— EXERCISE —
Leave out the pictures and copy everything else in the entries exactly.

— MATERIAL FOR THIS EXERCISE —
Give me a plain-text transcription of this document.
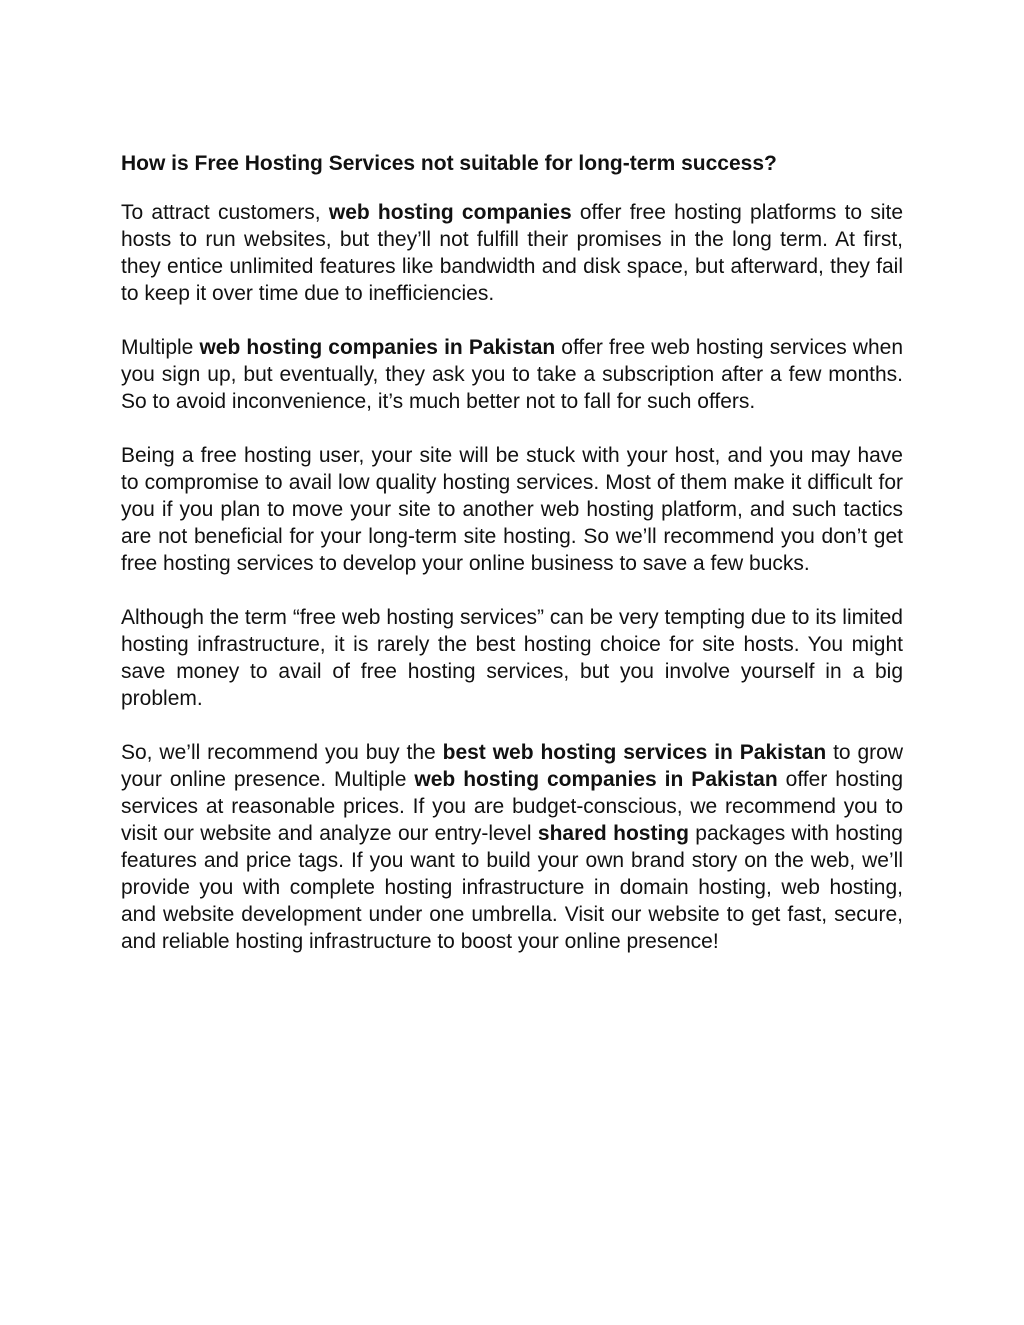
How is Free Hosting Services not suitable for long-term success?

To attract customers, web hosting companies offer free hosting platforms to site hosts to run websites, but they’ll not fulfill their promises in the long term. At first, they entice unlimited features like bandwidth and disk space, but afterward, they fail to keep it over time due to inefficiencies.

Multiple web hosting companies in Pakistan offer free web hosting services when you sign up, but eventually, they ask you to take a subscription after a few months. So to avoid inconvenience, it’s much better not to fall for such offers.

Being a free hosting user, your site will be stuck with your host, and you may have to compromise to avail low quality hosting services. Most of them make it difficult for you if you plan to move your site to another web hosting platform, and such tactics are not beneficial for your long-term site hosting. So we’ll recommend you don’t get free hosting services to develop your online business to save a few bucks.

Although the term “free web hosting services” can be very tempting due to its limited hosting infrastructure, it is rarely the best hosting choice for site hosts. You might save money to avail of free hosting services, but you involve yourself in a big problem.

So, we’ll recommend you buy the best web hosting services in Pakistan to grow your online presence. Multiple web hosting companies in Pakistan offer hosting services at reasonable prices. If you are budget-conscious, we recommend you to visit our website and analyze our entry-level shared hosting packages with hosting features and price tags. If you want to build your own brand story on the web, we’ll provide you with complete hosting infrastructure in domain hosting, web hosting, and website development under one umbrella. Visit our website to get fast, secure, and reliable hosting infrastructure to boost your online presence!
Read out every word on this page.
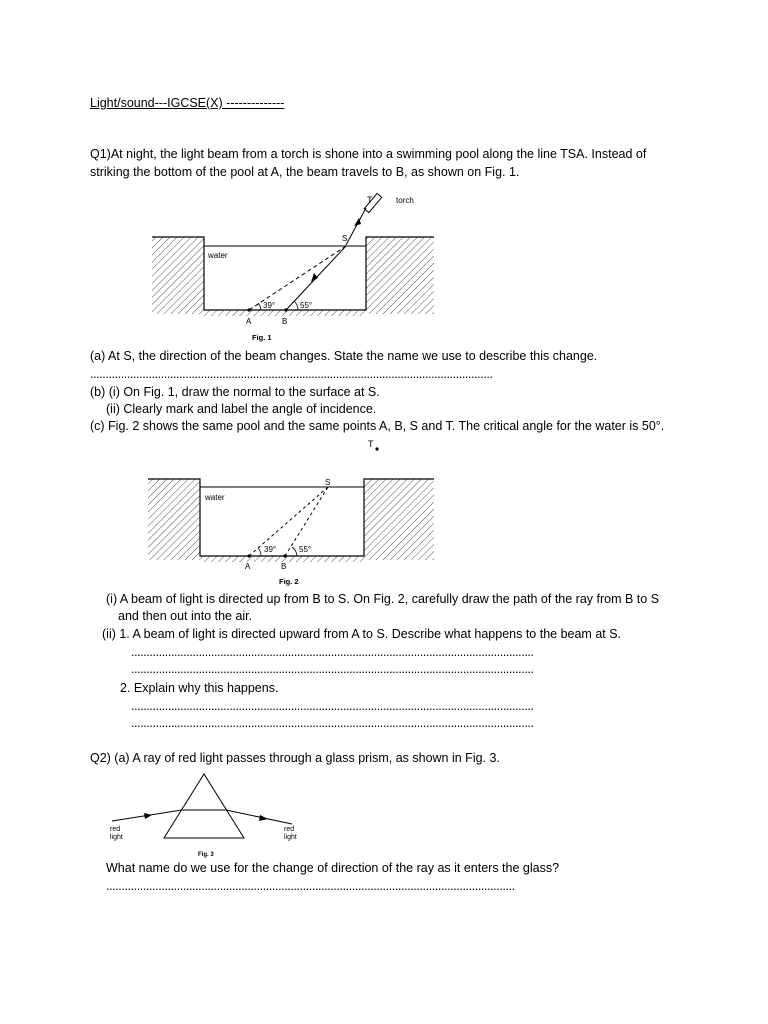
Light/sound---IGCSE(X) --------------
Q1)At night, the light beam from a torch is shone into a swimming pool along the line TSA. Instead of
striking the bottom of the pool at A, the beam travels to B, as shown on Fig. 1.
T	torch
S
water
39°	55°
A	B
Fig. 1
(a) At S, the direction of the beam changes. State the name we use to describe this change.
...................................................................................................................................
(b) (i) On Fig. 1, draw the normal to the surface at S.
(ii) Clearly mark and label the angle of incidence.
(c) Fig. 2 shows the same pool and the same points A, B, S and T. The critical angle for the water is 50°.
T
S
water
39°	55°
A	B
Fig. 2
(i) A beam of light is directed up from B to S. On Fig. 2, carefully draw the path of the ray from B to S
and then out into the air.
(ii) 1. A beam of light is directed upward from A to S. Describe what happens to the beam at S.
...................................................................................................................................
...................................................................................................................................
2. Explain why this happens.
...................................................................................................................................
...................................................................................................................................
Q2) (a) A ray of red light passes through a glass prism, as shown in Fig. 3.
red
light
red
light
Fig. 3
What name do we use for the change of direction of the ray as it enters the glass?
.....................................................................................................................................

— RESULT FOR THIS EXERCISE —
Give me a plain-text transcription of this document.
How is Free Hosting Services not suitable for long-term success?

To attract customers, web hosting companies offer free hosting platforms to site hosts to run websites, but they’ll not fulfill their promises in the long term. At first, they entice unlimited features like bandwidth and disk space, but afterward, they fail to keep it over time due to inefficiencies.

Multiple web hosting companies in Pakistan offer free web hosting services when you sign up, but eventually, they ask you to take a subscription after a few months. So to avoid inconvenience, it’s much better not to fall for such offers.

Being a free hosting user, your site will be stuck with your host, and you may have to compromise to avail low quality hosting services. Most of them make it difficult for you if you plan to move your site to another web hosting platform, and such tactics are not beneficial for your long-term site hosting. So we’ll recommend you don’t get free hosting services to develop your online business to save a few bucks.

Although the term “free web hosting services” can be very tempting due to its limited hosting infrastructure, it is rarely the best hosting choice for site hosts. You might save money to avail of free hosting services, but you involve yourself in a big problem.

So, we’ll recommend you buy the best web hosting services in Pakistan to grow your online presence. Multiple web hosting companies in Pakistan offer hosting services at reasonable prices. If you are budget-conscious, we recommend you to visit our website and analyze our entry-level shared hosting packages with hosting features and price tags. If you want to build your own brand story on the web, we’ll provide you with complete hosting infrastructure in domain hosting, web hosting, and website development under one umbrella. Visit our website to get fast, secure, and reliable hosting infrastructure to boost your online presence!
Read out every word on this page.
Light/sound---IGCSE(X) --------------
Q1)At night, the light beam from a torch is shone into a swimming pool along the line TSA. Instead of
striking the bottom of the pool at A, the beam travels to B, as shown on Fig. 1.
T	torch
S
water
39°	55°
A	B
Fig. 1
(a) At S, the direction of the beam changes. State the name we use to describe this change.
...................................................................................................................................
(b) (i) On Fig. 1, draw the normal to the surface at S.
(ii) Clearly mark and label the angle of incidence.
(c) Fig. 2 shows the same pool and the same points A, B, S and T. The critical angle for the water is 50°.
T
S
water
39°	55°
A	B
Fig. 2
(i) A beam of light is directed up from B to S. On Fig. 2, carefully draw the path of the ray from B to S
and then out into the air.
(ii) 1. A beam of light is directed upward from A to S. Describe what happens to the beam at S.
...................................................................................................................................
...................................................................................................................................
2. Explain why this happens.
...................................................................................................................................
...................................................................................................................................
Q2) (a) A ray of red light passes through a glass prism, as shown in Fig. 3.
red
light
red
light
Fig. 3
What name do we use for the change of direction of the ray as it enters the glass?
.....................................................................................................................................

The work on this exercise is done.